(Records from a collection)
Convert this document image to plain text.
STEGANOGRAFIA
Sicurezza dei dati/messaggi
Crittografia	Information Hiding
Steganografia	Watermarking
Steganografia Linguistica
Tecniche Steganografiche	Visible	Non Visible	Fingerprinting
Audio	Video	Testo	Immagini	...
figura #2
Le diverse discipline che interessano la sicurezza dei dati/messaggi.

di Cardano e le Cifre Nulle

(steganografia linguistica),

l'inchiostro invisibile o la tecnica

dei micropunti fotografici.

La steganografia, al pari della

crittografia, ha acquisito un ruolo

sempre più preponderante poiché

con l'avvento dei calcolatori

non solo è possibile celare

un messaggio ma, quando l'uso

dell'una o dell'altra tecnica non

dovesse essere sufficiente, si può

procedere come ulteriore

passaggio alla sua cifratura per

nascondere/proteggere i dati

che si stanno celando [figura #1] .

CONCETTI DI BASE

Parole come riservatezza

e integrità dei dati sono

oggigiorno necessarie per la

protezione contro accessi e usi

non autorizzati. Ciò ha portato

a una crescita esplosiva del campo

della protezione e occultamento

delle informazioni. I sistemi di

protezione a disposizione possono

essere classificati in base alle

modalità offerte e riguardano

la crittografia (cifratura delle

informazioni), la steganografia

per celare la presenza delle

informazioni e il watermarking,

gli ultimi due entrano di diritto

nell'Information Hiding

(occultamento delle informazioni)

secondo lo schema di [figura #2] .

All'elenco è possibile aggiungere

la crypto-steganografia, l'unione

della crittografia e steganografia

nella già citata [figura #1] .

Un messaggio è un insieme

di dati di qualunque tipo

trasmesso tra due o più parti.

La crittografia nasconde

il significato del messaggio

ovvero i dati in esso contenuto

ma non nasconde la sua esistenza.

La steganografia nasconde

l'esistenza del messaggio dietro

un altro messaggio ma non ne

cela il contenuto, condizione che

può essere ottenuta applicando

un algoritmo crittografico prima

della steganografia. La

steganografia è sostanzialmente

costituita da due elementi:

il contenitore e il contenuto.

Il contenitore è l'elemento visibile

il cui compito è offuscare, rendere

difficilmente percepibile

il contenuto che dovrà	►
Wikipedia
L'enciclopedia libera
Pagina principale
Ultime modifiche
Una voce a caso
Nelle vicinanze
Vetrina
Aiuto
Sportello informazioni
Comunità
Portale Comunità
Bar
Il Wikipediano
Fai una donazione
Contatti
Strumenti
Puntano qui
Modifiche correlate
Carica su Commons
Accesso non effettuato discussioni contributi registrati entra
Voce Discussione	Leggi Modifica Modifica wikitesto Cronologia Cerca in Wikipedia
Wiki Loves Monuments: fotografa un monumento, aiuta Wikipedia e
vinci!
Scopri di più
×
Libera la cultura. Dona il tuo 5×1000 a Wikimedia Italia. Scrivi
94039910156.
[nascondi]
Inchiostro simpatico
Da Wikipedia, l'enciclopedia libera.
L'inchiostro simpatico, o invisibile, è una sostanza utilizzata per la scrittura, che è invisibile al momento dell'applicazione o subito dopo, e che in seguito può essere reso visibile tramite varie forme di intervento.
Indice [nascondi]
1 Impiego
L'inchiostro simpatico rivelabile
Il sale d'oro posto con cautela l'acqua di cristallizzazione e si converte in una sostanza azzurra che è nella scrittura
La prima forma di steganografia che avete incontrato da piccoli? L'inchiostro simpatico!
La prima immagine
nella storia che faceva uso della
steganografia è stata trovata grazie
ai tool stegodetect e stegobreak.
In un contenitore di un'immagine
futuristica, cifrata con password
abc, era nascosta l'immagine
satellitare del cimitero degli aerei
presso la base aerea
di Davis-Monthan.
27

— EXERCISE PROMPT —
Retype the entries one by one, exactly.

— SOLUTION TO THE EXERCISE —
Convert this document image to plain text.
STEGANOGRAFIA
Sicurezza dei dati/messaggi
Crittografia	Information Hiding
Steganografia	Watermarking
Steganografia Linguistica
Tecniche Steganografiche	Visible	Non Visible	Fingerprinting
Audio	Video	Testo	Immagini	...
figura #2
Le diverse discipline che interessano la sicurezza dei dati/messaggi.

di Cardano e le Cifre Nulle

(steganografia linguistica),

l'inchiostro invisibile o la tecnica

dei micropunti fotografici.

La steganografia, al pari della

crittografia, ha acquisito un ruolo

sempre più preponderante poiché

con l'avvento dei calcolatori

non solo è possibile celare

un messaggio ma, quando l'uso

dell'una o dell'altra tecnica non

dovesse essere sufficiente, si può

procedere come ulteriore

passaggio alla sua cifratura per

nascondere/proteggere i dati

che si stanno celando [figura #1] .

CONCETTI DI BASE

Parole come riservatezza

e integrità dei dati sono

oggigiorno necessarie per la

protezione contro accessi e usi

non autorizzati. Ciò ha portato

a una crescita esplosiva del campo

della protezione e occultamento

delle informazioni. I sistemi di

protezione a disposizione possono

essere classificati in base alle

modalità offerte e riguardano

la crittografia (cifratura delle

informazioni), la steganografia

per celare la presenza delle

informazioni e il watermarking,

gli ultimi due entrano di diritto

nell'Information Hiding

(occultamento delle informazioni)

secondo lo schema di [figura #2] .

All'elenco è possibile aggiungere

la crypto-steganografia, l'unione

della crittografia e steganografia

nella già citata [figura #1] .

Un messaggio è un insieme

di dati di qualunque tipo

trasmesso tra due o più parti.

La crittografia nasconde

il significato del messaggio

ovvero i dati in esso contenuto

ma non nasconde la sua esistenza.

La steganografia nasconde

l'esistenza del messaggio dietro

un altro messaggio ma non ne

cela il contenuto, condizione che

può essere ottenuta applicando

un algoritmo crittografico prima

della steganografia. La

steganografia è sostanzialmente

costituita da due elementi:

il contenitore e il contenuto.

Il contenitore è l'elemento visibile

il cui compito è offuscare, rendere

difficilmente percepibile

il contenuto che dovrà	►
Wikipedia
L'enciclopedia libera
Pagina principale
Ultime modifiche
Una voce a caso
Nelle vicinanze
Vetrina
Aiuto
Sportello informazioni
Comunità
Portale Comunità
Bar
Il Wikipediano
Fai una donazione
Contatti
Strumenti
Puntano qui
Modifiche correlate
Carica su Commons
Accesso non effettuato discussioni contributi registrati entra
Voce Discussione	Leggi Modifica Modifica wikitesto Cronologia Cerca in Wikipedia
Wiki Loves Monuments: fotografa un monumento, aiuta Wikipedia e
vinci!
Scopri di più
×
Libera la cultura. Dona il tuo 5×1000 a Wikimedia Italia. Scrivi
94039910156.
[nascondi]
Inchiostro simpatico
Da Wikipedia, l'enciclopedia libera.
L'inchiostro simpatico, o invisibile, è una sostanza utilizzata per la scrittura, che è invisibile al momento dell'applicazione o subito dopo, e che in seguito può essere reso visibile tramite varie forme di intervento.
Indice [nascondi]
1 Impiego
L'inchiostro simpatico rivelabile
Il sale d'oro posto con cautela l'acqua di cristallizzazione e si converte in una sostanza azzurra che è nella scrittura
La prima forma di steganografia che avete incontrato da piccoli? L'inchiostro simpatico!
La prima immagine
nella storia che faceva uso della
steganografia è stata trovata grazie
ai tool stegodetect e stegobreak.
In un contenitore di un'immagine
futuristica, cifrata con password
abc, era nascosta l'immagine
satellitare del cimitero degli aerei
presso la base aerea
di Davis-Monthan.
27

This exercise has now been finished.